- ABOUT THIS TASK:
Could you report every line of the listing below that holds the word "ENGELSCH"?
##############################
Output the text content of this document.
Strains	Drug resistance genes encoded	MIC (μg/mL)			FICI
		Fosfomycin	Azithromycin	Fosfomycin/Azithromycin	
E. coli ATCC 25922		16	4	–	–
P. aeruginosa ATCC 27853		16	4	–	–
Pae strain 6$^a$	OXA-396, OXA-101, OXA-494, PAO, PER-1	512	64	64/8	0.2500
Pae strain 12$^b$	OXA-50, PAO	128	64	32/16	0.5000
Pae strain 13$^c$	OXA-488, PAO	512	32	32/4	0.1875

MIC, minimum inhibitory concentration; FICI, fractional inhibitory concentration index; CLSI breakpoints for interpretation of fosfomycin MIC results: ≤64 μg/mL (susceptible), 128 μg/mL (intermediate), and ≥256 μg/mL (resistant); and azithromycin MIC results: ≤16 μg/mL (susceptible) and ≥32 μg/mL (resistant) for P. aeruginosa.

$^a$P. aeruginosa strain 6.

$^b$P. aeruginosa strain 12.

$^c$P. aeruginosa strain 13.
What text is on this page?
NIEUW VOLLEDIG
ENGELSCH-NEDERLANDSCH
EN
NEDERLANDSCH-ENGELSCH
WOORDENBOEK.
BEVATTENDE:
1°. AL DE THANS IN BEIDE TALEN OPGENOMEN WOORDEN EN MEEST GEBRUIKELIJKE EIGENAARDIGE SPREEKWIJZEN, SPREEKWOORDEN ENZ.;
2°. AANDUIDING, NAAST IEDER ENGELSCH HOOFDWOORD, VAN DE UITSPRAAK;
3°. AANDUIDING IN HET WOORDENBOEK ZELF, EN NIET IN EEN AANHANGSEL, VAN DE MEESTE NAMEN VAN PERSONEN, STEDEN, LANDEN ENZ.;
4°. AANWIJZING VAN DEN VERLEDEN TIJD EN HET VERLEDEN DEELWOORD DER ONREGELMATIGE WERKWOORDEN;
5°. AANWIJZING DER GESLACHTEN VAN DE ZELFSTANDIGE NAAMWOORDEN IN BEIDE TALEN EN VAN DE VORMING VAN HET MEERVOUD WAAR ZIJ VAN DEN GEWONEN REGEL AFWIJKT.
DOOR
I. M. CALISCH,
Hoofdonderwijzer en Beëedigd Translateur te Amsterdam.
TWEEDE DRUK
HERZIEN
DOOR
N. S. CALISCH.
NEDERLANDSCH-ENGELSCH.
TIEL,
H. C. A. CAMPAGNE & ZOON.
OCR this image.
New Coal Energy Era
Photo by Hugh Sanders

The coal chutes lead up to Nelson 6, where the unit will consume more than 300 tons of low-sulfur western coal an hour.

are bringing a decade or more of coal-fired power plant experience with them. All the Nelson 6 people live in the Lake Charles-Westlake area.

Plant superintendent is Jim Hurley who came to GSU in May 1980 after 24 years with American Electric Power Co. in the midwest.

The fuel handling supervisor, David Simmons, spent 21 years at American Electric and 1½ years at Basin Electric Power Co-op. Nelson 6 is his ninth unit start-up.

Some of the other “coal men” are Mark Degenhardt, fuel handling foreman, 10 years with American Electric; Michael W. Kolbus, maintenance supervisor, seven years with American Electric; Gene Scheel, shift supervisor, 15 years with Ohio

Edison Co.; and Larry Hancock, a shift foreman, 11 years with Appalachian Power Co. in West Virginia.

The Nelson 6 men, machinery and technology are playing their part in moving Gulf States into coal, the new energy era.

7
##############################
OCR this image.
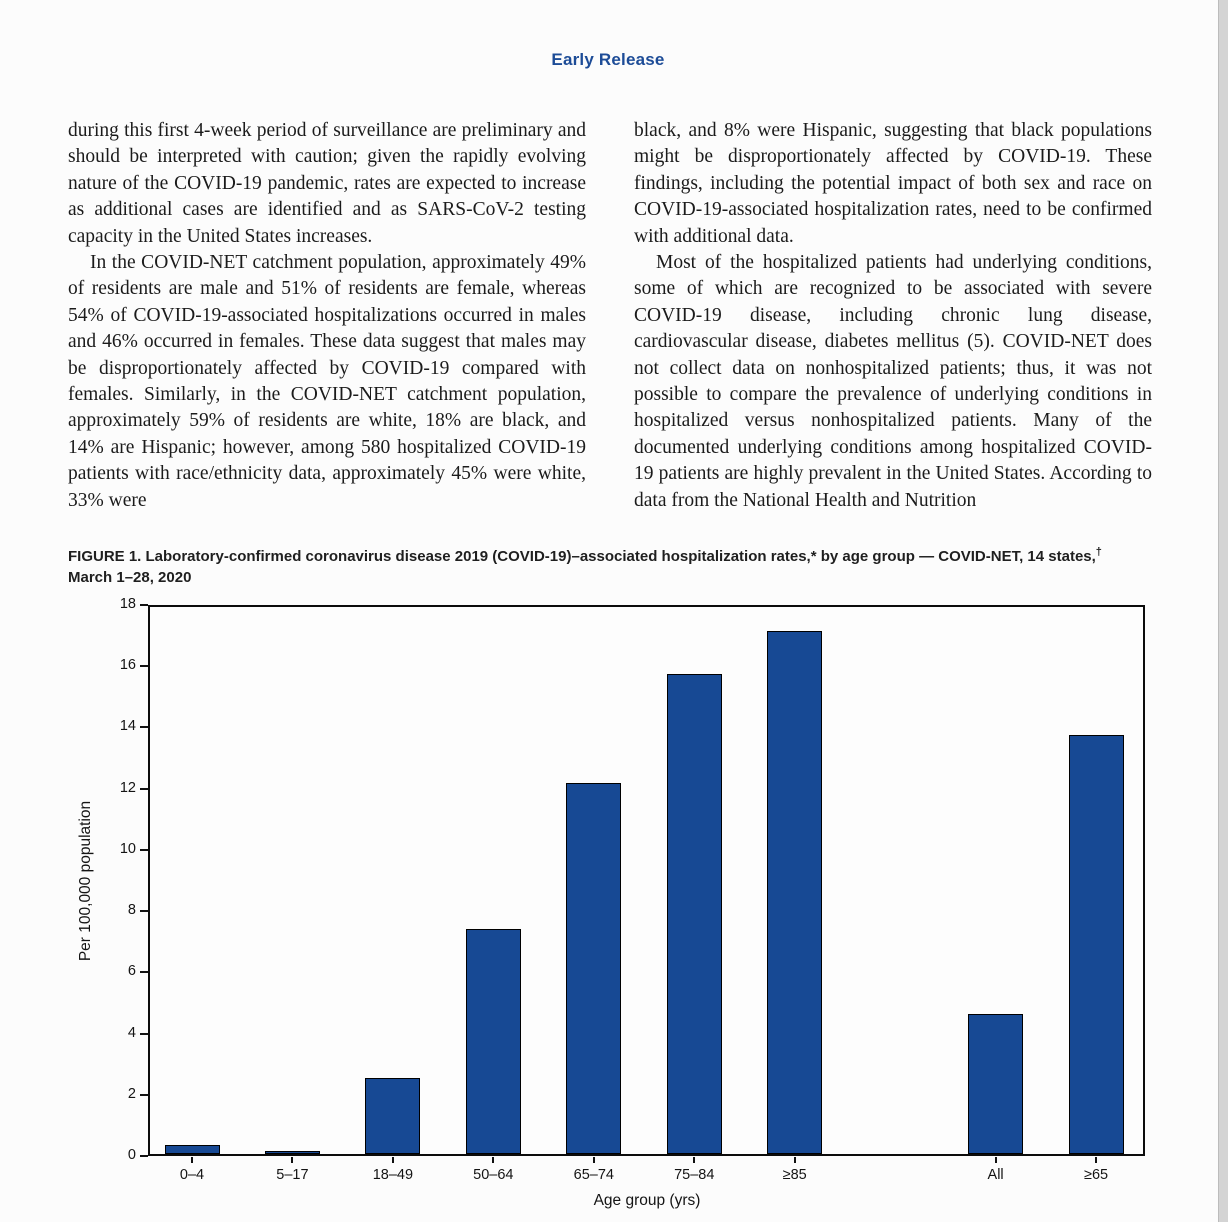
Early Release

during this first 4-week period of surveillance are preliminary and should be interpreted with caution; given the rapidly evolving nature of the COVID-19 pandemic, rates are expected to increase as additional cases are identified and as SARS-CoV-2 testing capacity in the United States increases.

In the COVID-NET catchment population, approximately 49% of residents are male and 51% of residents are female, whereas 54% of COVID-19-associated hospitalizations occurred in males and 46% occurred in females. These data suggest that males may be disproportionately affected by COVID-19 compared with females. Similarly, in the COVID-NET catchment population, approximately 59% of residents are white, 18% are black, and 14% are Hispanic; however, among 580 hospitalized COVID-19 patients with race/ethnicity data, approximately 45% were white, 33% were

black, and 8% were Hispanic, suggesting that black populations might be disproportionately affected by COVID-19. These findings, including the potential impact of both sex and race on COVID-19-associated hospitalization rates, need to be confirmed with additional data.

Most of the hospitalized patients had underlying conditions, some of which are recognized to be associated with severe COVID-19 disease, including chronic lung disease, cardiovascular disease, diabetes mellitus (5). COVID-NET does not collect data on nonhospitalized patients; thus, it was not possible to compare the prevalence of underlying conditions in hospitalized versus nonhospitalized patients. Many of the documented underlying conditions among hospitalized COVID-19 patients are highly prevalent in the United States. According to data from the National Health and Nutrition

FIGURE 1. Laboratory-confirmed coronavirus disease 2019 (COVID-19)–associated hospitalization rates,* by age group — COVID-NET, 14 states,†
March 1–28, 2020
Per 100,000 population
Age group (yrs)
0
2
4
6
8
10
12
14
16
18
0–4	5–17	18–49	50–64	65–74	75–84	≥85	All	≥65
##############################
- PROBLEM SOLUTION:
ENGELSCH-NEDERLANDSCH
NEDERLANDSCH-ENGELSCH
2°. AANDUIDING, NAAST IEDER ENGELSCH HOOFDWOORD, VAN DE UITSPRAAK;
NEDERLANDSCH-ENGELSCH.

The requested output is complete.